__Task details__. Omit the pictures and return every entry exactly as written.

Records
— Begin —
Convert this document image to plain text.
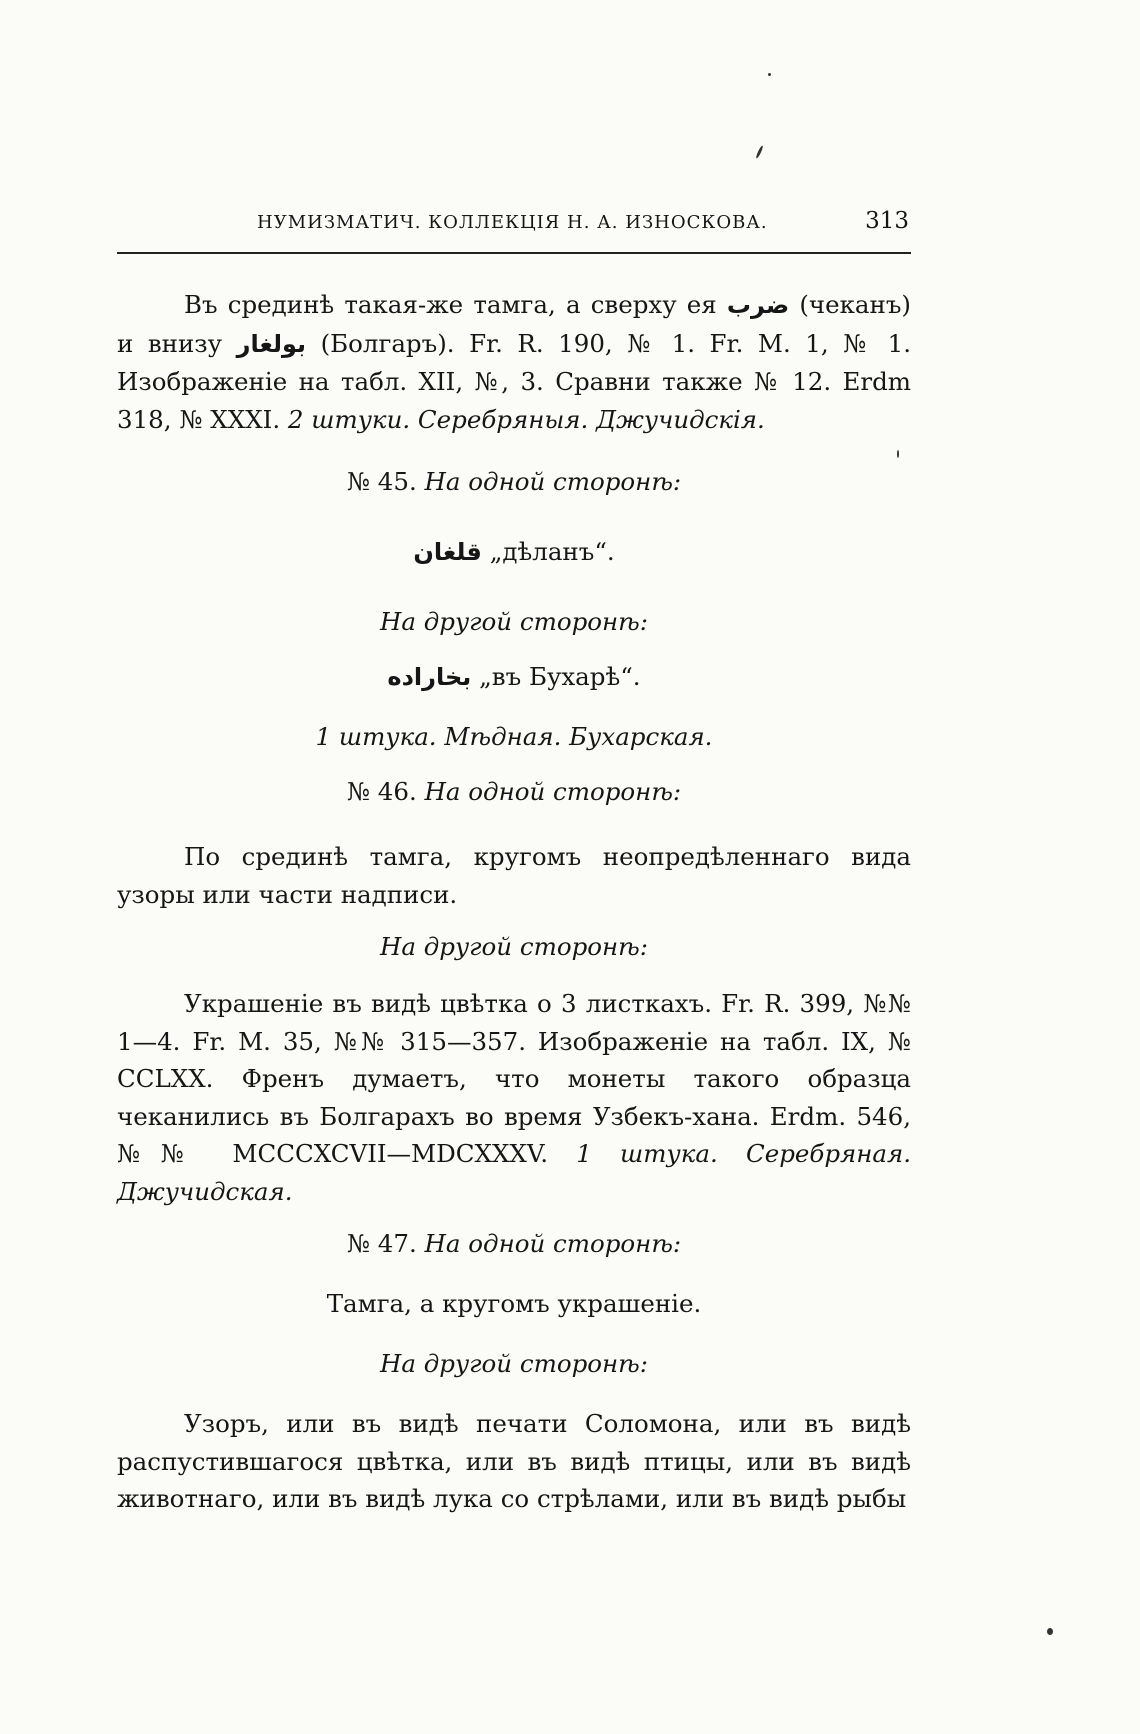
НУМИЗМАТИЧ. КОЛЛЕКЦІЯ Н. А. ИЗНОСКОВА.	313
Въ срединѣ такая-же тамга, а сверху ея ضرب (чеканъ) и внизу بولغار (Болгаръ). Fr. R. 190, № 1. Fr. M. 1, № 1. Изображеніе на табл. XII, №, 3. Сравни также № 12. Erdm 318, № XXXI. 2 штуки. Серебряныя. Джучидскія.
№ 45. На одной сторонѣ:
قلغان „дѣланъ“.
На другой сторонѣ:
بخاراده „въ Бухарѣ“.
1 штука. Мѣдная. Бухарская.
№ 46. На одной сторонѣ:
По срединѣ тамга, кругомъ неопредѣленнаго вида узоры или части надписи.
На другой сторонѣ:
Украшеніе въ видѣ цвѣтка о 3 листкахъ. Fr. R. 399, №№ 1—4. Fr. M. 35, №№ 315—357. Изображеніе на табл. IX, № CCLXX. Френъ думаетъ, что монеты такого образца чеканились въ Болгарахъ во время Узбекъ-хана. Erdm. 546, №№ MCCCXCVII—MDCXXXV. 1 штука. Серебряная. Джучидская.
№ 47. На одной сторонѣ:
Тамга, а кругомъ украшеніе.
На другой сторонѣ:
Узоръ, или въ видѣ печати Соломона, или въ видѣ распустившагося цвѣтка, или въ видѣ птицы, или въ видѣ животнаго, или въ видѣ лука со стрѣлами, или въ видѣ рыбы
— End —
__Solution below__.
Convert this document image to plain text.
НУМИЗМАТИЧ. КОЛЛЕКЦІЯ Н. А. ИЗНОСКОВА.	313
Въ срединѣ такая-же тамга, а сверху ея ضرب (чеканъ) и внизу بولغار (Болгаръ). Fr. R. 190, № 1. Fr. M. 1, № 1. Изображеніе на табл. XII, №, 3. Сравни также № 12. Erdm 318, № XXXI. 2 штуки. Серебряныя. Джучидскія.
№ 45. На одной сторонѣ:
قلغان „дѣланъ“.
На другой сторонѣ:
بخاراده „въ Бухарѣ“.
1 штука. Мѣдная. Бухарская.
№ 46. На одной сторонѣ:
По срединѣ тамга, кругомъ неопредѣленнаго вида узоры или части надписи.
На другой сторонѣ:
Украшеніе въ видѣ цвѣтка о 3 листкахъ. Fr. R. 399, №№ 1—4. Fr. M. 35, №№ 315—357. Изображеніе на табл. IX, № CCLXX. Френъ думаетъ, что монеты такого образца чеканились въ Болгарахъ во время Узбекъ-хана. Erdm. 546, №№ MCCCXCVII—MDCXXXV. 1 штука. Серебряная. Джучидская.
№ 47. На одной сторонѣ:
Тамга, а кругомъ украшеніе.
На другой сторонѣ:
Узоръ, или въ видѣ печати Соломона, или въ видѣ распустившагося цвѣтка, или въ видѣ птицы, или въ видѣ животнаго, или въ видѣ лука со стрѣлами, или въ видѣ рыбы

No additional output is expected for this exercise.